▶ _Data entries_
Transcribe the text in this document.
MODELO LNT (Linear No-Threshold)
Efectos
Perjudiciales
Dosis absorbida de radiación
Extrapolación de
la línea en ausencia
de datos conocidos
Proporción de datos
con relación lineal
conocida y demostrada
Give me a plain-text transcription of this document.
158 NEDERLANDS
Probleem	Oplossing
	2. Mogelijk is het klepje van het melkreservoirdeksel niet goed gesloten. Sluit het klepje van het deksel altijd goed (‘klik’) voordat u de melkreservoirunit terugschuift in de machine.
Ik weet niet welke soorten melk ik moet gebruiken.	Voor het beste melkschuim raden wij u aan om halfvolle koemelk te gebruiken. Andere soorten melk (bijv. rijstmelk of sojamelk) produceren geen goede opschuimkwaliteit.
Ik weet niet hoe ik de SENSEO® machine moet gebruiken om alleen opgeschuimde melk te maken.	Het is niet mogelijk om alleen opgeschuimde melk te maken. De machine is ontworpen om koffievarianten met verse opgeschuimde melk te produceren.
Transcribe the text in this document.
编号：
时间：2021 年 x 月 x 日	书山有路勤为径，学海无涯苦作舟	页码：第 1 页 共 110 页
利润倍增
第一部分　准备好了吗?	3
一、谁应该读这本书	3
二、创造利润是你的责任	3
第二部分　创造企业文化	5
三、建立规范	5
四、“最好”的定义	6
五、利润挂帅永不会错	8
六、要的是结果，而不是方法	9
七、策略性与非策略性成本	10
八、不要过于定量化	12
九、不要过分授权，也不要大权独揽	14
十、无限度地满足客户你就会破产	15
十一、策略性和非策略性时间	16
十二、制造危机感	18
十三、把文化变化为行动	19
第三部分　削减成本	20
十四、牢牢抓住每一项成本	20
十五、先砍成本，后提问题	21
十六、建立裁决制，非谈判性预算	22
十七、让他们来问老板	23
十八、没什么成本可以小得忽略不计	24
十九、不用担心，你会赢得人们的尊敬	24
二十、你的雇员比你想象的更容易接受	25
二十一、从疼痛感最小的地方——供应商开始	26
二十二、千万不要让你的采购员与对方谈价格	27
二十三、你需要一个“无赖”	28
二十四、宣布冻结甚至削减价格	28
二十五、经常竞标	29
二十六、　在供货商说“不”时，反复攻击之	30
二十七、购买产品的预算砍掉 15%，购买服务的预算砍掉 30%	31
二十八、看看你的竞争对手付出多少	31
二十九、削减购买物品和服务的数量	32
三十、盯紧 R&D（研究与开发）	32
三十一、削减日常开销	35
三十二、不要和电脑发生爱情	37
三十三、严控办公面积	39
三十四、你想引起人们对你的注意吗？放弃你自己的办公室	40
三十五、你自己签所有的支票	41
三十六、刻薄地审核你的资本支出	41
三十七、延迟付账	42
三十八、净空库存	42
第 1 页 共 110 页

▶ _Objective_
Everything in the listing above should be restated exactly.

▶ _Final result_
Transcribe the text in this document.
MODELO LNT (Linear No-Threshold)
Efectos
Perjudiciales
Dosis absorbida de radiación
Extrapolación de
la línea en ausencia
de datos conocidos
Proporción de datos
con relación lineal
conocida y demostrada
Give me a plain-text transcription of this document.
158 NEDERLANDS
Probleem	Oplossing
	2. Mogelijk is het klepje van het melkreservoirdeksel niet goed gesloten. Sluit het klepje van het deksel altijd goed (‘klik’) voordat u de melkreservoirunit terugschuift in de machine.
Ik weet niet welke soorten melk ik moet gebruiken.	Voor het beste melkschuim raden wij u aan om halfvolle koemelk te gebruiken. Andere soorten melk (bijv. rijstmelk of sojamelk) produceren geen goede opschuimkwaliteit.
Ik weet niet hoe ik de SENSEO® machine moet gebruiken om alleen opgeschuimde melk te maken.	Het is niet mogelijk om alleen opgeschuimde melk te maken. De machine is ontworpen om koffievarianten met verse opgeschuimde melk te produceren.
Transcribe the text in this document.
编号：
时间：2021 年 x 月 x 日	书山有路勤为径，学海无涯苦作舟	页码：第 1 页 共 110 页
利润倍增
第一部分　准备好了吗?	3
一、谁应该读这本书	3
二、创造利润是你的责任	3
第二部分　创造企业文化	5
三、建立规范	5
四、“最好”的定义	6
五、利润挂帅永不会错	8
六、要的是结果，而不是方法	9
七、策略性与非策略性成本	10
八、不要过于定量化	12
九、不要过分授权，也不要大权独揽	14
十、无限度地满足客户你就会破产	15
十一、策略性和非策略性时间	16
十二、制造危机感	18
十三、把文化变化为行动	19
第三部分　削减成本	20
十四、牢牢抓住每一项成本	20
十五、先砍成本，后提问题	21
十六、建立裁决制，非谈判性预算	22
十七、让他们来问老板	23
十八、没什么成本可以小得忽略不计	24
十九、不用担心，你会赢得人们的尊敬	24
二十、你的雇员比你想象的更容易接受	25
二十一、从疼痛感最小的地方——供应商开始	26
二十二、千万不要让你的采购员与对方谈价格	27
二十三、你需要一个“无赖”	28
二十四、宣布冻结甚至削减价格	28
二十五、经常竞标	29
二十六、　在供货商说“不”时，反复攻击之	30
二十七、购买产品的预算砍掉 15%，购买服务的预算砍掉 30%	31
二十八、看看你的竞争对手付出多少	31
二十九、削减购买物品和服务的数量	32
三十、盯紧 R&D（研究与开发）	32
三十一、削减日常开销	35
三十二、不要和电脑发生爱情	37
三十三、严控办公面积	39
三十四、你想引起人们对你的注意吗？放弃你自己的办公室	40
三十五、你自己签所有的支票	41
三十六、刻薄地审核你的资本支出	41
三十七、延迟付账	42
三十八、净空库存	42
第 1 页 共 110 页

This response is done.